(Beginning of EXTRACTED INFORMATION)

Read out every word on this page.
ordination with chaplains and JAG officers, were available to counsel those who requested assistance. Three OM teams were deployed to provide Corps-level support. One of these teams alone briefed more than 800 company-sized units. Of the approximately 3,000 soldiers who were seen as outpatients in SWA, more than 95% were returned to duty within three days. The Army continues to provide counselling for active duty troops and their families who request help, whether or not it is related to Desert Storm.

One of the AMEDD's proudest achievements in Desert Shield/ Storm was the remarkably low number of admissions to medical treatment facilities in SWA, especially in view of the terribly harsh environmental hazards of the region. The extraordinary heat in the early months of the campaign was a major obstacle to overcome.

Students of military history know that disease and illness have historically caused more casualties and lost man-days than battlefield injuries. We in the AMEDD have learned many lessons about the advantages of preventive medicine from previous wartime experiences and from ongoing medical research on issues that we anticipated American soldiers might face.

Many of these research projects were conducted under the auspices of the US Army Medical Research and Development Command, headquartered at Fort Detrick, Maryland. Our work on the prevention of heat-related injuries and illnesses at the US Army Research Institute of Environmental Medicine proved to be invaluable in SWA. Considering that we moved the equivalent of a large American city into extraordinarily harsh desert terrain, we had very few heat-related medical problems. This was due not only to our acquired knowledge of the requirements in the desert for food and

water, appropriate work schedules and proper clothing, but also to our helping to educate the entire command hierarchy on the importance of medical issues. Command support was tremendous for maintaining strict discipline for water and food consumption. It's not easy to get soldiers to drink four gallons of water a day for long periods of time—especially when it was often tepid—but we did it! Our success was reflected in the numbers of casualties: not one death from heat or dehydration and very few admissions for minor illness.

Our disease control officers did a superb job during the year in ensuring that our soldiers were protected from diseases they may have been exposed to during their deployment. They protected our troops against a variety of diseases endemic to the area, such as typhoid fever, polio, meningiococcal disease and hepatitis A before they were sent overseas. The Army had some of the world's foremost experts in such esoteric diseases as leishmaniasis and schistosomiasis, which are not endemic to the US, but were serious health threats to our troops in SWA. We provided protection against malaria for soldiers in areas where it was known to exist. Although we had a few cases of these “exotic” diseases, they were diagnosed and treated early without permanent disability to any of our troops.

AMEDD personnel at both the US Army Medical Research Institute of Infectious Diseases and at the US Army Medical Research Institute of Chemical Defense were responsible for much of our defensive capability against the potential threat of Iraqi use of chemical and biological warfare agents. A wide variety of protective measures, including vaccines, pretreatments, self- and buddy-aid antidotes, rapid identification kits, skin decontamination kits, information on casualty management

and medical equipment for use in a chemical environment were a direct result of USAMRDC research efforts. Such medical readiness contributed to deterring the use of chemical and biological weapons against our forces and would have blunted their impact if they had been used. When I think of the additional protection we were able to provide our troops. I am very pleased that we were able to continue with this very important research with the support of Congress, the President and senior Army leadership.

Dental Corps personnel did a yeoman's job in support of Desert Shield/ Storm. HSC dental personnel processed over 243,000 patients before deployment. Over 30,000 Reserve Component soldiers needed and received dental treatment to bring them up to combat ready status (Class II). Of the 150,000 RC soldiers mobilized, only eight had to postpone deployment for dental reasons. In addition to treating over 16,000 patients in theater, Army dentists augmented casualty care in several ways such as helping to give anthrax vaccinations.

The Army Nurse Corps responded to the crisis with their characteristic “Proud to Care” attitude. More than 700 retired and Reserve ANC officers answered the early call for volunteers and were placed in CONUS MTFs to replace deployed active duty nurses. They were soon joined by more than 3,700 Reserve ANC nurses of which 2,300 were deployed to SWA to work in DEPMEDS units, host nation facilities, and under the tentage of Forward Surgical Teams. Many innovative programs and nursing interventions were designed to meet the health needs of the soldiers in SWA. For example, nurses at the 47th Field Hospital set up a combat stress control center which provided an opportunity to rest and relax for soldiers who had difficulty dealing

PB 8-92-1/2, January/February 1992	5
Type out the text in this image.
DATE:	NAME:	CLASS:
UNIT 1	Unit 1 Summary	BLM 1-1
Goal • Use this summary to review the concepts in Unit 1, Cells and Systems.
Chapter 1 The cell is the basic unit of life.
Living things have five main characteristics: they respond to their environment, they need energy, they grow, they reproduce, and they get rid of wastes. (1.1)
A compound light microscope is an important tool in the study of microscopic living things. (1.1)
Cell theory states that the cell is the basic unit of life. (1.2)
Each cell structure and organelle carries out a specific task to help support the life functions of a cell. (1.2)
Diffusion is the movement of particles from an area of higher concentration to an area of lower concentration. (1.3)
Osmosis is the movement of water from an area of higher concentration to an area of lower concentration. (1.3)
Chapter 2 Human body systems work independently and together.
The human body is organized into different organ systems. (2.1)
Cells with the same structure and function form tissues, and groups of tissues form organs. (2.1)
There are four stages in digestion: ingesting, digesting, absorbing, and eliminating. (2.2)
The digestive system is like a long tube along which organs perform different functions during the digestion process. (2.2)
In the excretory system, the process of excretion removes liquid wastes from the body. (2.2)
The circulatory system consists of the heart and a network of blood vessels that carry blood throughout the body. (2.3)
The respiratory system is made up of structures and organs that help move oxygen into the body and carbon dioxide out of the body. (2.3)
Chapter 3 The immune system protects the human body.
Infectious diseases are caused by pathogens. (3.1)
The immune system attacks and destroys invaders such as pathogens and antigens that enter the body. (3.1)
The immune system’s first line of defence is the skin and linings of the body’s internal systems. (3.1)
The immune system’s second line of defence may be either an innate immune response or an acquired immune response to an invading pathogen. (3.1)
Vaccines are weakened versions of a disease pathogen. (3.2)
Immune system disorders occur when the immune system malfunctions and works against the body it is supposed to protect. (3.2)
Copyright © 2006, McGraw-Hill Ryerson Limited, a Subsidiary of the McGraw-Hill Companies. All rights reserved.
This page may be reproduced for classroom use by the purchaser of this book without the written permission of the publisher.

(End of EXTRACTED INFORMATION)

> **EXERCISE BRIEF**: The records must each be output verbatim, with nothing left out.

> **ANSWER TO THE PROBLEM**:
Read out every word on this page.
ordination with chaplains and JAG officers, were available to counsel those who requested assistance. Three OM teams were deployed to provide Corps-level support. One of these teams alone briefed more than 800 company-sized units. Of the approximately 3,000 soldiers who were seen as outpatients in SWA, more than 95% were returned to duty within three days. The Army continues to provide counselling for active duty troops and their families who request help, whether or not it is related to Desert Storm.

One of the AMEDD's proudest achievements in Desert Shield/ Storm was the remarkably low number of admissions to medical treatment facilities in SWA, especially in view of the terribly harsh environmental hazards of the region. The extraordinary heat in the early months of the campaign was a major obstacle to overcome.

Students of military history know that disease and illness have historically caused more casualties and lost man-days than battlefield injuries. We in the AMEDD have learned many lessons about the advantages of preventive medicine from previous wartime experiences and from ongoing medical research on issues that we anticipated American soldiers might face.

Many of these research projects were conducted under the auspices of the US Army Medical Research and Development Command, headquartered at Fort Detrick, Maryland. Our work on the prevention of heat-related injuries and illnesses at the US Army Research Institute of Environmental Medicine proved to be invaluable in SWA. Considering that we moved the equivalent of a large American city into extraordinarily harsh desert terrain, we had very few heat-related medical problems. This was due not only to our acquired knowledge of the requirements in the desert for food and

water, appropriate work schedules and proper clothing, but also to our helping to educate the entire command hierarchy on the importance of medical issues. Command support was tremendous for maintaining strict discipline for water and food consumption. It's not easy to get soldiers to drink four gallons of water a day for long periods of time—especially when it was often tepid—but we did it! Our success was reflected in the numbers of casualties: not one death from heat or dehydration and very few admissions for minor illness.

Our disease control officers did a superb job during the year in ensuring that our soldiers were protected from diseases they may have been exposed to during their deployment. They protected our troops against a variety of diseases endemic to the area, such as typhoid fever, polio, meningiococcal disease and hepatitis A before they were sent overseas. The Army had some of the world's foremost experts in such esoteric diseases as leishmaniasis and schistosomiasis, which are not endemic to the US, but were serious health threats to our troops in SWA. We provided protection against malaria for soldiers in areas where it was known to exist. Although we had a few cases of these “exotic” diseases, they were diagnosed and treated early without permanent disability to any of our troops.

AMEDD personnel at both the US Army Medical Research Institute of Infectious Diseases and at the US Army Medical Research Institute of Chemical Defense were responsible for much of our defensive capability against the potential threat of Iraqi use of chemical and biological warfare agents. A wide variety of protective measures, including vaccines, pretreatments, self- and buddy-aid antidotes, rapid identification kits, skin decontamination kits, information on casualty management

and medical equipment for use in a chemical environment were a direct result of USAMRDC research efforts. Such medical readiness contributed to deterring the use of chemical and biological weapons against our forces and would have blunted their impact if they had been used. When I think of the additional protection we were able to provide our troops. I am very pleased that we were able to continue with this very important research with the support of Congress, the President and senior Army leadership.

Dental Corps personnel did a yeoman's job in support of Desert Shield/ Storm. HSC dental personnel processed over 243,000 patients before deployment. Over 30,000 Reserve Component soldiers needed and received dental treatment to bring them up to combat ready status (Class II). Of the 150,000 RC soldiers mobilized, only eight had to postpone deployment for dental reasons. In addition to treating over 16,000 patients in theater, Army dentists augmented casualty care in several ways such as helping to give anthrax vaccinations.

The Army Nurse Corps responded to the crisis with their characteristic “Proud to Care” attitude. More than 700 retired and Reserve ANC officers answered the early call for volunteers and were placed in CONUS MTFs to replace deployed active duty nurses. They were soon joined by more than 3,700 Reserve ANC nurses of which 2,300 were deployed to SWA to work in DEPMEDS units, host nation facilities, and under the tentage of Forward Surgical Teams. Many innovative programs and nursing interventions were designed to meet the health needs of the soldiers in SWA. For example, nurses at the 47th Field Hospital set up a combat stress control center which provided an opportunity to rest and relax for soldiers who had difficulty dealing

PB 8-92-1/2, January/February 1992	5
Type out the text in this image.
DATE:	NAME:	CLASS:
UNIT 1	Unit 1 Summary	BLM 1-1
Goal • Use this summary to review the concepts in Unit 1, Cells and Systems.
Chapter 1 The cell is the basic unit of life.
Living things have five main characteristics: they respond to their environment, they need energy, they grow, they reproduce, and they get rid of wastes. (1.1)
A compound light microscope is an important tool in the study of microscopic living things. (1.1)
Cell theory states that the cell is the basic unit of life. (1.2)
Each cell structure and organelle carries out a specific task to help support the life functions of a cell. (1.2)
Diffusion is the movement of particles from an area of higher concentration to an area of lower concentration. (1.3)
Osmosis is the movement of water from an area of higher concentration to an area of lower concentration. (1.3)
Chapter 2 Human body systems work independently and together.
The human body is organized into different organ systems. (2.1)
Cells with the same structure and function form tissues, and groups of tissues form organs. (2.1)
There are four stages in digestion: ingesting, digesting, absorbing, and eliminating. (2.2)
The digestive system is like a long tube along which organs perform different functions during the digestion process. (2.2)
In the excretory system, the process of excretion removes liquid wastes from the body. (2.2)
The circulatory system consists of the heart and a network of blood vessels that carry blood throughout the body. (2.3)
The respiratory system is made up of structures and organs that help move oxygen into the body and carbon dioxide out of the body. (2.3)
Chapter 3 The immune system protects the human body.
Infectious diseases are caused by pathogens. (3.1)
The immune system attacks and destroys invaders such as pathogens and antigens that enter the body. (3.1)
The immune system’s first line of defence is the skin and linings of the body’s internal systems. (3.1)
The immune system’s second line of defence may be either an innate immune response or an acquired immune response to an invading pathogen. (3.1)
Vaccines are weakened versions of a disease pathogen. (3.2)
Immune system disorders occur when the immune system malfunctions and works against the body it is supposed to protect. (3.2)
Copyright © 2006, McGraw-Hill Ryerson Limited, a Subsidiary of the McGraw-Hill Companies. All rights reserved.
This page may be reproduced for classroom use by the purchaser of this book without the written permission of the publisher.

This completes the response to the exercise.